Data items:
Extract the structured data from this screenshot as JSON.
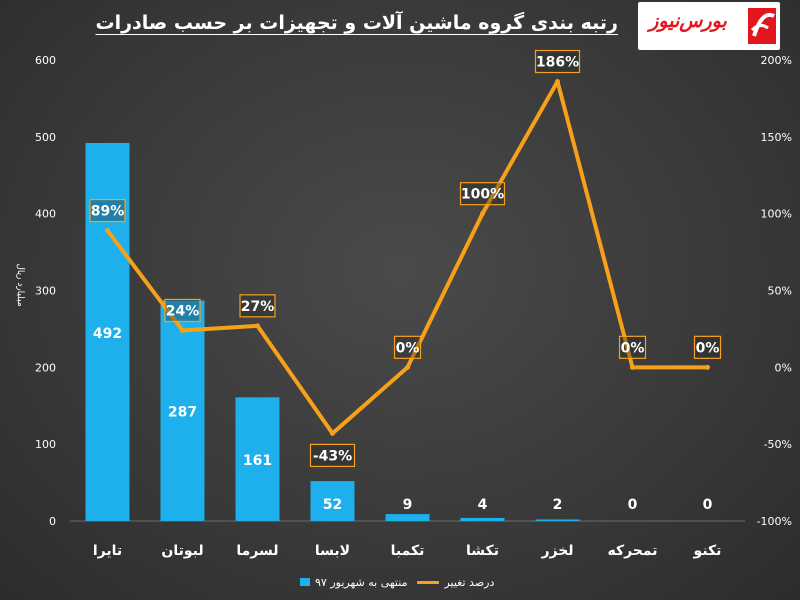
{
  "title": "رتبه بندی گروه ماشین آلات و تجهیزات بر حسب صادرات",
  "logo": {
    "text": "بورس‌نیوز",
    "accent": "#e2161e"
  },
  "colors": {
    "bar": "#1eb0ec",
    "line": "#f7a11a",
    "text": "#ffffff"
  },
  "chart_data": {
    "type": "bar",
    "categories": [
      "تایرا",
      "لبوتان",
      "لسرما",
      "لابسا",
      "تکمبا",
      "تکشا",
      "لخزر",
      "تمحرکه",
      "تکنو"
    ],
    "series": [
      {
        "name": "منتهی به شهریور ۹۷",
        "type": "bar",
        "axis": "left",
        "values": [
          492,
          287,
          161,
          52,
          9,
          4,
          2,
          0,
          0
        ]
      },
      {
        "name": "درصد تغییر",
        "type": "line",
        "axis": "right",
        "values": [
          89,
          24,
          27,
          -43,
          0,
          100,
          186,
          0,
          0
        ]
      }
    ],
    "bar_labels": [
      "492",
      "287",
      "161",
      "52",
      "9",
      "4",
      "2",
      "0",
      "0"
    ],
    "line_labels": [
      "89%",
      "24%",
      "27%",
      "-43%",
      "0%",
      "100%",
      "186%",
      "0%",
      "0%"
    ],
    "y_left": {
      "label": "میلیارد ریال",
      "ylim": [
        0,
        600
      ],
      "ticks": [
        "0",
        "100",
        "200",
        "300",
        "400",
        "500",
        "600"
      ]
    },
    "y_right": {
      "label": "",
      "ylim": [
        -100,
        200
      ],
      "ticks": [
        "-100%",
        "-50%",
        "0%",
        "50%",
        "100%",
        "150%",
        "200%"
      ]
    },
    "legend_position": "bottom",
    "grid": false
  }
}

=== Written request ===
Write out the entries above verbatim; the pictures do not belong in your copy.

=== Output ===
Extract the structured data from this screenshot as JSON.
{
  "title": "رتبه بندی گروه ماشین آلات و تجهیزات بر حسب صادرات",
  "logo": {
    "text": "بورس‌نیوز",
    "accent": "#e2161e"
  },
  "colors": {
    "bar": "#1eb0ec",
    "line": "#f7a11a",
    "text": "#ffffff"
  },
  "chart_data": {
    "type": "bar",
    "categories": [
      "تایرا",
      "لبوتان",
      "لسرما",
      "لابسا",
      "تکمبا",
      "تکشا",
      "لخزر",
      "تمحرکه",
      "تکنو"
    ],
    "series": [
      {
        "name": "منتهی به شهریور ۹۷",
        "type": "bar",
        "axis": "left",
        "values": [
          492,
          287,
          161,
          52,
          9,
          4,
          2,
          0,
          0
        ]
      },
      {
        "name": "درصد تغییر",
        "type": "line",
        "axis": "right",
        "values": [
          89,
          24,
          27,
          -43,
          0,
          100,
          186,
          0,
          0
        ]
      }
    ],
    "bar_labels": [
      "492",
      "287",
      "161",
      "52",
      "9",
      "4",
      "2",
      "0",
      "0"
    ],
    "line_labels": [
      "89%",
      "24%",
      "27%",
      "-43%",
      "0%",
      "100%",
      "186%",
      "0%",
      "0%"
    ],
    "y_left": {
      "label": "میلیارد ریال",
      "ylim": [
        0,
        600
      ],
      "ticks": [
        "0",
        "100",
        "200",
        "300",
        "400",
        "500",
        "600"
      ]
    },
    "y_right": {
      "label": "",
      "ylim": [
        -100,
        200
      ],
      "ticks": [
        "-100%",
        "-50%",
        "0%",
        "50%",
        "100%",
        "150%",
        "200%"
      ]
    },
    "legend_position": "bottom",
    "grid": false
  }
}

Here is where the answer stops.